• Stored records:
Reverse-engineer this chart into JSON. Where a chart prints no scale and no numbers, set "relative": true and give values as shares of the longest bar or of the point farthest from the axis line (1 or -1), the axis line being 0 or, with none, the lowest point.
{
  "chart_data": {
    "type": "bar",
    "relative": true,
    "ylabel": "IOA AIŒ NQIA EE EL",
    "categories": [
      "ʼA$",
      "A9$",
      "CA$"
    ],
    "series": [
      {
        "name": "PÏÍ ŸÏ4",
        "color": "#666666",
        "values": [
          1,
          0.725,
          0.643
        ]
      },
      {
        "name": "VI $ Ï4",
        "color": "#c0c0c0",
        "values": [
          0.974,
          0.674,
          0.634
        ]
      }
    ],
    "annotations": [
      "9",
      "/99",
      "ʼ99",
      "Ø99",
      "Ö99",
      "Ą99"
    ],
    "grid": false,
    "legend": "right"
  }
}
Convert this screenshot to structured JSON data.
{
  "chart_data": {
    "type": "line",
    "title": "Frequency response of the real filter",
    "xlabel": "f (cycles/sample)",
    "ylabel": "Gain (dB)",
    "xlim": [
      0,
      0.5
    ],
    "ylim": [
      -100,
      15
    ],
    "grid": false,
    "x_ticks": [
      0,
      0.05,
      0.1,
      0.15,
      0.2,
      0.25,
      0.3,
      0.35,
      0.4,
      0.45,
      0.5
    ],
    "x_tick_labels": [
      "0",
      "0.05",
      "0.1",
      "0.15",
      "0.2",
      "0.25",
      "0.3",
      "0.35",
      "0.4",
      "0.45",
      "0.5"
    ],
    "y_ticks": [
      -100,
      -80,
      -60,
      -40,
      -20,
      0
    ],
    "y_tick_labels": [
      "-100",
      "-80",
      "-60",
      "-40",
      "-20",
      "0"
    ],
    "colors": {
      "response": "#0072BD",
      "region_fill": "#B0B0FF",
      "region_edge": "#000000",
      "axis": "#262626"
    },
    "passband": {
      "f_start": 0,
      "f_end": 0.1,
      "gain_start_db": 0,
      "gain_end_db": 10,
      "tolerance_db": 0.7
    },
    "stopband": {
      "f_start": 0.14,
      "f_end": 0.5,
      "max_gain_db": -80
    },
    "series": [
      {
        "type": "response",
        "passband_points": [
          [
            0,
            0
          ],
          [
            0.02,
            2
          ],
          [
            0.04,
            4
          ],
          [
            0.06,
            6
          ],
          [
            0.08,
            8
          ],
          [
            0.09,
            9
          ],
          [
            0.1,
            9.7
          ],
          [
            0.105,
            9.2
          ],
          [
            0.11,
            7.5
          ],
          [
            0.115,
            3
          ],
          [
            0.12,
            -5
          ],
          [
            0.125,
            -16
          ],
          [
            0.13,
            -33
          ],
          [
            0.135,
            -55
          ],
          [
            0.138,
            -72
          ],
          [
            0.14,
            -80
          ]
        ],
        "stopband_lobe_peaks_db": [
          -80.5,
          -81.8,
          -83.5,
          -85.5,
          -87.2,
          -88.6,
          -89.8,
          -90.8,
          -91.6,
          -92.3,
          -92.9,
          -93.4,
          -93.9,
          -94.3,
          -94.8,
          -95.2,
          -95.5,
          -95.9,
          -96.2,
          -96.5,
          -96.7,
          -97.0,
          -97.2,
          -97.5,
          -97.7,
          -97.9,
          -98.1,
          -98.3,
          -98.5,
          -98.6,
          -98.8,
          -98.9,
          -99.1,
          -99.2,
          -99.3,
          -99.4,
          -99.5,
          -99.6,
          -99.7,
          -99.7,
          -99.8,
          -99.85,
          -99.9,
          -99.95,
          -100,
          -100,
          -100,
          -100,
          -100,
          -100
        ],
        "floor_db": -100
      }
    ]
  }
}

• EXERCISE GOAL: Copy out all of the records shown above exactly.

• SOLUTION TO THIS TASK:
Reverse-engineer this chart into JSON. Where a chart prints no scale and no numbers, set "relative": true and give values as shares of the longest bar or of the point farthest from the axis line (1 or -1), the axis line being 0 or, with none, the lowest point.
{
  "chart_data": {
    "type": "bar",
    "relative": true,
    "ylabel": "IOA AIŒ NQIA EE EL",
    "categories": [
      "ʼA$",
      "A9$",
      "CA$"
    ],
    "series": [
      {
        "name": "PÏÍ ŸÏ4",
        "color": "#666666",
        "values": [
          1,
          0.725,
          0.643
        ]
      },
      {
        "name": "VI $ Ï4",
        "color": "#c0c0c0",
        "values": [
          0.974,
          0.674,
          0.634
        ]
      }
    ],
    "annotations": [
      "9",
      "/99",
      "ʼ99",
      "Ø99",
      "Ö99",
      "Ą99"
    ],
    "grid": false,
    "legend": "right"
  }
}
Convert this screenshot to structured JSON data.
{
  "chart_data": {
    "type": "line",
    "title": "Frequency response of the real filter",
    "xlabel": "f (cycles/sample)",
    "ylabel": "Gain (dB)",
    "xlim": [
      0,
      0.5
    ],
    "ylim": [
      -100,
      15
    ],
    "grid": false,
    "x_ticks": [
      0,
      0.05,
      0.1,
      0.15,
      0.2,
      0.25,
      0.3,
      0.35,
      0.4,
      0.45,
      0.5
    ],
    "x_tick_labels": [
      "0",
      "0.05",
      "0.1",
      "0.15",
      "0.2",
      "0.25",
      "0.3",
      "0.35",
      "0.4",
      "0.45",
      "0.5"
    ],
    "y_ticks": [
      -100,
      -80,
      -60,
      -40,
      -20,
      0
    ],
    "y_tick_labels": [
      "-100",
      "-80",
      "-60",
      "-40",
      "-20",
      "0"
    ],
    "colors": {
      "response": "#0072BD",
      "region_fill": "#B0B0FF",
      "region_edge": "#000000",
      "axis": "#262626"
    },
    "passband": {
      "f_start": 0,
      "f_end": 0.1,
      "gain_start_db": 0,
      "gain_end_db": 10,
      "tolerance_db": 0.7
    },
    "stopband": {
      "f_start": 0.14,
      "f_end": 0.5,
      "max_gain_db": -80
    },
    "series": [
      {
        "type": "response",
        "passband_points": [
          [
            0,
            0
          ],
          [
            0.02,
            2
          ],
          [
            0.04,
            4
          ],
          [
            0.06,
            6
          ],
          [
            0.08,
            8
          ],
          [
            0.09,
            9
          ],
          [
            0.1,
            9.7
          ],
          [
            0.105,
            9.2
          ],
          [
            0.11,
            7.5
          ],
          [
            0.115,
            3
          ],
          [
            0.12,
            -5
          ],
          [
            0.125,
            -16
          ],
          [
            0.13,
            -33
          ],
          [
            0.135,
            -55
          ],
          [
            0.138,
            -72
          ],
          [
            0.14,
            -80
          ]
        ],
        "stopband_lobe_peaks_db": [
          -80.5,
          -81.8,
          -83.5,
          -85.5,
          -87.2,
          -88.6,
          -89.8,
          -90.8,
          -91.6,
          -92.3,
          -92.9,
          -93.4,
          -93.9,
          -94.3,
          -94.8,
          -95.2,
          -95.5,
          -95.9,
          -96.2,
          -96.5,
          -96.7,
          -97.0,
          -97.2,
          -97.5,
          -97.7,
          -97.9,
          -98.1,
          -98.3,
          -98.5,
          -98.6,
          -98.8,
          -98.9,
          -99.1,
          -99.2,
          -99.3,
          -99.4,
          -99.5,
          -99.6,
          -99.7,
          -99.7,
          -99.8,
          -99.85,
          -99.9,
          -99.95,
          -100,
          -100,
          -100,
          -100,
          -100,
          -100
        ],
        "floor_db": -100
      }
    ]
  }
}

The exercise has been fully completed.